## Requirement
Reply with only the number of lines that contain the string "JSON".

## Extracted records
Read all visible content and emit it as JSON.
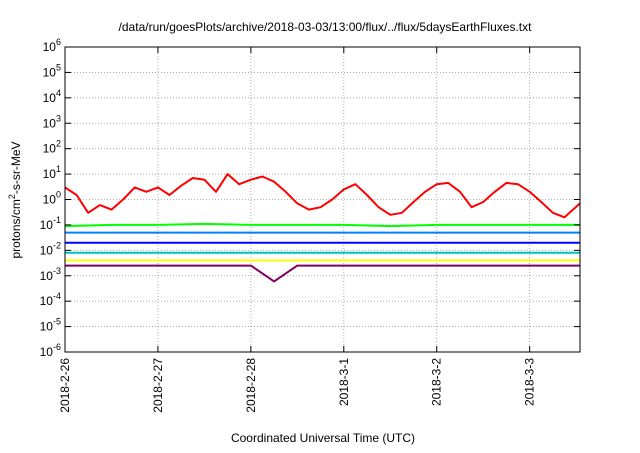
{
  "chart_data": {
    "type": "line",
    "title": "/data/run/goesPlots/archive/2018-03-03/13:00/flux/../flux/5daysEarthFluxes.txt",
    "xlabel": "Coordinated Universal Time (UTC)",
    "ylabel": "protons/cm²-s-sr-MeV",
    "xscale": "time",
    "xlim": [
      "2018-02-26 00:00",
      "2018-03-03 13:00"
    ],
    "xticks": [
      "2018-2-26",
      "2018-2-27",
      "2018-2-28",
      "2018-3-1",
      "2018-3-2",
      "2018-3-3"
    ],
    "yscale": "log",
    "ylim": [
      1e-06,
      1000000.0
    ],
    "yticks": [
      "10^-6",
      "10^-5",
      "10^-4",
      "10^-3",
      "10^-2",
      "10^-1",
      "10^0",
      "10^1",
      "10^2",
      "10^3",
      "10^4",
      "10^5",
      "10^6"
    ],
    "grid": true,
    "legend": "none",
    "series": [
      {
        "color": "#ff0000",
        "points": [
          [
            "2018-02-26 00:00",
            3.0
          ],
          [
            "2018-02-26 03:00",
            1.5
          ],
          [
            "2018-02-26 06:00",
            0.3
          ],
          [
            "2018-02-26 09:00",
            0.6
          ],
          [
            "2018-02-26 12:00",
            0.4
          ],
          [
            "2018-02-26 15:00",
            1.0
          ],
          [
            "2018-02-26 18:00",
            3.0
          ],
          [
            "2018-02-26 21:00",
            2.0
          ],
          [
            "2018-02-27 00:00",
            3.0
          ],
          [
            "2018-02-27 03:00",
            1.5
          ],
          [
            "2018-02-27 06:00",
            3.5
          ],
          [
            "2018-02-27 09:00",
            7.0
          ],
          [
            "2018-02-27 12:00",
            6.0
          ],
          [
            "2018-02-27 15:00",
            2.0
          ],
          [
            "2018-02-27 18:00",
            10.0
          ],
          [
            "2018-02-27 21:00",
            4.0
          ],
          [
            "2018-02-28 00:00",
            6.0
          ],
          [
            "2018-02-28 03:00",
            8.0
          ],
          [
            "2018-02-28 06:00",
            5.0
          ],
          [
            "2018-02-28 09:00",
            2.0
          ],
          [
            "2018-02-28 12:00",
            0.7
          ],
          [
            "2018-02-28 15:00",
            0.4
          ],
          [
            "2018-02-28 18:00",
            0.5
          ],
          [
            "2018-02-28 21:00",
            1.0
          ],
          [
            "2018-03-01 00:00",
            2.5
          ],
          [
            "2018-03-01 03:00",
            4.0
          ],
          [
            "2018-03-01 06:00",
            1.5
          ],
          [
            "2018-03-01 09:00",
            0.5
          ],
          [
            "2018-03-01 12:00",
            0.25
          ],
          [
            "2018-03-01 15:00",
            0.3
          ],
          [
            "2018-03-01 18:00",
            0.8
          ],
          [
            "2018-03-01 21:00",
            2.0
          ],
          [
            "2018-03-02 00:00",
            4.0
          ],
          [
            "2018-03-02 03:00",
            4.5
          ],
          [
            "2018-03-02 06:00",
            2.0
          ],
          [
            "2018-03-02 09:00",
            0.5
          ],
          [
            "2018-03-02 12:00",
            0.8
          ],
          [
            "2018-03-02 15:00",
            2.0
          ],
          [
            "2018-03-02 18:00",
            4.5
          ],
          [
            "2018-03-02 21:00",
            4.0
          ],
          [
            "2018-03-03 00:00",
            2.0
          ],
          [
            "2018-03-03 03:00",
            0.8
          ],
          [
            "2018-03-03 06:00",
            0.3
          ],
          [
            "2018-03-03 09:00",
            0.2
          ],
          [
            "2018-03-03 13:00",
            0.7
          ]
        ]
      },
      {
        "color": "#00ff00",
        "points": [
          [
            "2018-02-26 00:00",
            0.09
          ],
          [
            "2018-02-26 12:00",
            0.1
          ],
          [
            "2018-02-27 00:00",
            0.1
          ],
          [
            "2018-02-27 12:00",
            0.11
          ],
          [
            "2018-02-28 00:00",
            0.1
          ],
          [
            "2018-02-28 12:00",
            0.1
          ],
          [
            "2018-03-01 00:00",
            0.1
          ],
          [
            "2018-03-01 12:00",
            0.09
          ],
          [
            "2018-03-02 00:00",
            0.1
          ],
          [
            "2018-03-02 12:00",
            0.1
          ],
          [
            "2018-03-03 00:00",
            0.1
          ],
          [
            "2018-03-03 13:00",
            0.1
          ]
        ]
      },
      {
        "color": "#0080ff",
        "points": [
          [
            "2018-02-26 00:00",
            0.05
          ],
          [
            "2018-02-26 12:00",
            0.05
          ],
          [
            "2018-02-27 00:00",
            0.05
          ],
          [
            "2018-02-27 12:00",
            0.05
          ],
          [
            "2018-02-28 00:00",
            0.05
          ],
          [
            "2018-02-28 12:00",
            0.05
          ],
          [
            "2018-03-01 00:00",
            0.05
          ],
          [
            "2018-03-01 12:00",
            0.05
          ],
          [
            "2018-03-02 00:00",
            0.05
          ],
          [
            "2018-03-02 12:00",
            0.05
          ],
          [
            "2018-03-03 00:00",
            0.05
          ],
          [
            "2018-03-03 13:00",
            0.05
          ]
        ]
      },
      {
        "color": "#0000ff",
        "points": [
          [
            "2018-02-26 00:00",
            0.02
          ],
          [
            "2018-02-26 12:00",
            0.02
          ],
          [
            "2018-02-27 00:00",
            0.02
          ],
          [
            "2018-02-27 12:00",
            0.02
          ],
          [
            "2018-02-28 00:00",
            0.02
          ],
          [
            "2018-02-28 12:00",
            0.02
          ],
          [
            "2018-03-01 00:00",
            0.02
          ],
          [
            "2018-03-01 12:00",
            0.02
          ],
          [
            "2018-03-02 00:00",
            0.02
          ],
          [
            "2018-03-02 12:00",
            0.02
          ],
          [
            "2018-03-03 00:00",
            0.02
          ],
          [
            "2018-03-03 13:00",
            0.02
          ]
        ]
      },
      {
        "color": "#00c0c0",
        "points": [
          [
            "2018-02-26 00:00",
            0.008
          ],
          [
            "2018-02-26 12:00",
            0.008
          ],
          [
            "2018-02-27 00:00",
            0.008
          ],
          [
            "2018-02-27 12:00",
            0.008
          ],
          [
            "2018-02-28 00:00",
            0.008
          ],
          [
            "2018-02-28 12:00",
            0.008
          ],
          [
            "2018-03-01 00:00",
            0.008
          ],
          [
            "2018-03-01 12:00",
            0.008
          ],
          [
            "2018-03-02 00:00",
            0.008
          ],
          [
            "2018-03-02 12:00",
            0.008
          ],
          [
            "2018-03-03 00:00",
            0.008
          ],
          [
            "2018-03-03 13:00",
            0.008
          ]
        ]
      },
      {
        "color": "#ffff00",
        "points": [
          [
            "2018-02-26 00:00",
            0.004
          ],
          [
            "2018-02-27 00:00",
            0.004
          ],
          [
            "2018-02-28 00:00",
            0.004
          ],
          [
            "2018-03-01 00:00",
            0.004
          ],
          [
            "2018-03-02 00:00",
            0.004
          ],
          [
            "2018-03-03 00:00",
            0.004
          ],
          [
            "2018-03-03 13:00",
            0.004
          ]
        ]
      },
      {
        "color": "#800060",
        "points": [
          [
            "2018-02-26 00:00",
            0.0025
          ],
          [
            "2018-02-26 12:00",
            0.0025
          ],
          [
            "2018-02-27 00:00",
            0.0025
          ],
          [
            "2018-02-27 12:00",
            0.0025
          ],
          [
            "2018-02-28 00:00",
            0.0025
          ],
          [
            "2018-02-28 06:00",
            0.0006
          ],
          [
            "2018-02-28 12:00",
            0.0025
          ],
          [
            "2018-03-01 00:00",
            0.0025
          ],
          [
            "2018-03-01 12:00",
            0.0025
          ],
          [
            "2018-03-02 00:00",
            0.0025
          ],
          [
            "2018-03-02 12:00",
            0.0025
          ],
          [
            "2018-03-03 00:00",
            0.0025
          ],
          [
            "2018-03-03 13:00",
            0.0025
          ]
        ]
      }
    ]
  }
}
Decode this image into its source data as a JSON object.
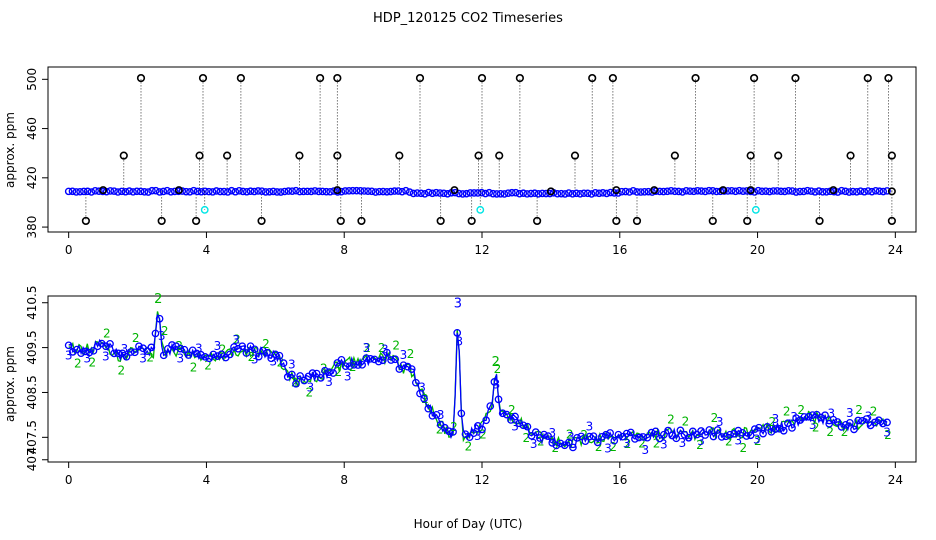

## Task result
2